Collected data:
···

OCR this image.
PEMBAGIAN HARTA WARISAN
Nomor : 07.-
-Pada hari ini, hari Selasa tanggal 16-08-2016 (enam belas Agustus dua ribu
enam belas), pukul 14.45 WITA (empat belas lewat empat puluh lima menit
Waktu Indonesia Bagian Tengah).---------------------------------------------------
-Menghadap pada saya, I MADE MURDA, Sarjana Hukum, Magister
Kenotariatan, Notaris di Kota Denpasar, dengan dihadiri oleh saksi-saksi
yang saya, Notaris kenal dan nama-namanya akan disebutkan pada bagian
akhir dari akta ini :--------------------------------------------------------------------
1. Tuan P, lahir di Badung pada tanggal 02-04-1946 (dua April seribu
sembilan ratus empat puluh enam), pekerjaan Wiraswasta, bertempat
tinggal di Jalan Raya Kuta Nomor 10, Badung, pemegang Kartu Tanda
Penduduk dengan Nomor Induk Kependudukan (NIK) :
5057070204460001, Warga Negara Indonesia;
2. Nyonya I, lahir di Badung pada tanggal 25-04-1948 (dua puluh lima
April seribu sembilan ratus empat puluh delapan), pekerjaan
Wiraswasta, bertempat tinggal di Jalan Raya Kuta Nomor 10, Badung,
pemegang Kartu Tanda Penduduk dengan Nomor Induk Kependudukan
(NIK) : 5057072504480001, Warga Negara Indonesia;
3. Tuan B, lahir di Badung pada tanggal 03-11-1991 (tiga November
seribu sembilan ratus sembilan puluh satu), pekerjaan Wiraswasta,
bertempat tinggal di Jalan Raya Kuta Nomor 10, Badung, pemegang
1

···

__Instructions to follow__. All entries shown above should be printed again exactly.

__The reply__.
OCR this image.
PEMBAGIAN HARTA WARISAN
Nomor : 07.-
-Pada hari ini, hari Selasa tanggal 16-08-2016 (enam belas Agustus dua ribu
enam belas), pukul 14.45 WITA (empat belas lewat empat puluh lima menit
Waktu Indonesia Bagian Tengah).---------------------------------------------------
-Menghadap pada saya, I MADE MURDA, Sarjana Hukum, Magister
Kenotariatan, Notaris di Kota Denpasar, dengan dihadiri oleh saksi-saksi
yang saya, Notaris kenal dan nama-namanya akan disebutkan pada bagian
akhir dari akta ini :--------------------------------------------------------------------
1. Tuan P, lahir di Badung pada tanggal 02-04-1946 (dua April seribu
sembilan ratus empat puluh enam), pekerjaan Wiraswasta, bertempat
tinggal di Jalan Raya Kuta Nomor 10, Badung, pemegang Kartu Tanda
Penduduk dengan Nomor Induk Kependudukan (NIK) :
5057070204460001, Warga Negara Indonesia;
2. Nyonya I, lahir di Badung pada tanggal 25-04-1948 (dua puluh lima
April seribu sembilan ratus empat puluh delapan), pekerjaan
Wiraswasta, bertempat tinggal di Jalan Raya Kuta Nomor 10, Badung,
pemegang Kartu Tanda Penduduk dengan Nomor Induk Kependudukan
(NIK) : 5057072504480001, Warga Negara Indonesia;
3. Tuan B, lahir di Badung pada tanggal 03-11-1991 (tiga November
seribu sembilan ratus sembilan puluh satu), pekerjaan Wiraswasta,
bertempat tinggal di Jalan Raya Kuta Nomor 10, Badung, pemegang
1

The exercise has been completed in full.